*WHAT THE TASK REQUIRES*: Return each line of the material verbatim.

══ STORED DATA ══

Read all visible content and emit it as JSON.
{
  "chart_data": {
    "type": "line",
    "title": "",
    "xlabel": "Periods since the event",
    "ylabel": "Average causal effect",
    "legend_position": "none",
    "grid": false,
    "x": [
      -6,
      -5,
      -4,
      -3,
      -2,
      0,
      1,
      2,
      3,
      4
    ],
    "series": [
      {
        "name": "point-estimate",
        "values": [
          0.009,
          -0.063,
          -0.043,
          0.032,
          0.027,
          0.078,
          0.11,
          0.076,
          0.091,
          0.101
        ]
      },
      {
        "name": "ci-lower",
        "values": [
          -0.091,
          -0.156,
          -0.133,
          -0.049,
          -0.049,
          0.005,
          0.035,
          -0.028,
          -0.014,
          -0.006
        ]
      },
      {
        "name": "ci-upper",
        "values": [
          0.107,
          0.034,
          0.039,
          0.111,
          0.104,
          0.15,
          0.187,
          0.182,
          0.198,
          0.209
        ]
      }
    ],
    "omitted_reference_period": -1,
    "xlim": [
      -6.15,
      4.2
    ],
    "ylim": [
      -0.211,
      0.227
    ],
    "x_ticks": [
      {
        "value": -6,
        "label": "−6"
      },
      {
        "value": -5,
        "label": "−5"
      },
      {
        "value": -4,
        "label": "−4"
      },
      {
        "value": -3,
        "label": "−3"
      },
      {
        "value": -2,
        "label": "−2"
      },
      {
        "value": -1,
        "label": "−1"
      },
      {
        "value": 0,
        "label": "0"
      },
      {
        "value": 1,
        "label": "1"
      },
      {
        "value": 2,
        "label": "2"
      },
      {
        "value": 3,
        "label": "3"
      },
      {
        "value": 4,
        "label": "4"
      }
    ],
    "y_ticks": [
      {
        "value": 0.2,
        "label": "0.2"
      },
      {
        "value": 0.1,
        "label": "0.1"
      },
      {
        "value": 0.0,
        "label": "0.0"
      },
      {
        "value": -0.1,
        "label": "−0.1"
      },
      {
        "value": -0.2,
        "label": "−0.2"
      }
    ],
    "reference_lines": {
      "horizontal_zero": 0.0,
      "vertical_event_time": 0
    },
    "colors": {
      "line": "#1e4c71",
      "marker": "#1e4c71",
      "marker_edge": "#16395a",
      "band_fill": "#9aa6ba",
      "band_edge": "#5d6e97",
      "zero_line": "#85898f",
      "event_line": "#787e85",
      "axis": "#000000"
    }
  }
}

═══

*RESPONSE*:
Read all visible content and emit it as JSON.
{
  "chart_data": {
    "type": "line",
    "title": "",
    "xlabel": "Periods since the event",
    "ylabel": "Average causal effect",
    "legend_position": "none",
    "grid": false,
    "x": [
      -6,
      -5,
      -4,
      -3,
      -2,
      0,
      1,
      2,
      3,
      4
    ],
    "series": [
      {
        "name": "point-estimate",
        "values": [
          0.009,
          -0.063,
          -0.043,
          0.032,
          0.027,
          0.078,
          0.11,
          0.076,
          0.091,
          0.101
        ]
      },
      {
        "name": "ci-lower",
        "values": [
          -0.091,
          -0.156,
          -0.133,
          -0.049,
          -0.049,
          0.005,
          0.035,
          -0.028,
          -0.014,
          -0.006
        ]
      },
      {
        "name": "ci-upper",
        "values": [
          0.107,
          0.034,
          0.039,
          0.111,
          0.104,
          0.15,
          0.187,
          0.182,
          0.198,
          0.209
        ]
      }
    ],
    "omitted_reference_period": -1,
    "xlim": [
      -6.15,
      4.2
    ],
    "ylim": [
      -0.211,
      0.227
    ],
    "x_ticks": [
      {
        "value": -6,
        "label": "−6"
      },
      {
        "value": -5,
        "label": "−5"
      },
      {
        "value": -4,
        "label": "−4"
      },
      {
        "value": -3,
        "label": "−3"
      },
      {
        "value": -2,
        "label": "−2"
      },
      {
        "value": -1,
        "label": "−1"
      },
      {
        "value": 0,
        "label": "0"
      },
      {
        "value": 1,
        "label": "1"
      },
      {
        "value": 2,
        "label": "2"
      },
      {
        "value": 3,
        "label": "3"
      },
      {
        "value": 4,
        "label": "4"
      }
    ],
    "y_ticks": [
      {
        "value": 0.2,
        "label": "0.2"
      },
      {
        "value": 0.1,
        "label": "0.1"
      },
      {
        "value": 0.0,
        "label": "0.0"
      },
      {
        "value": -0.1,
        "label": "−0.1"
      },
      {
        "value": -0.2,
        "label": "−0.2"
      }
    ],
    "reference_lines": {
      "horizontal_zero": 0.0,
      "vertical_event_time": 0
    },
    "colors": {
      "line": "#1e4c71",
      "marker": "#1e4c71",
      "marker_edge": "#16395a",
      "band_fill": "#9aa6ba",
      "band_edge": "#5d6e97",
      "zero_line": "#85898f",
      "event_line": "#787e85",
      "axis": "#000000"
    }
  }
}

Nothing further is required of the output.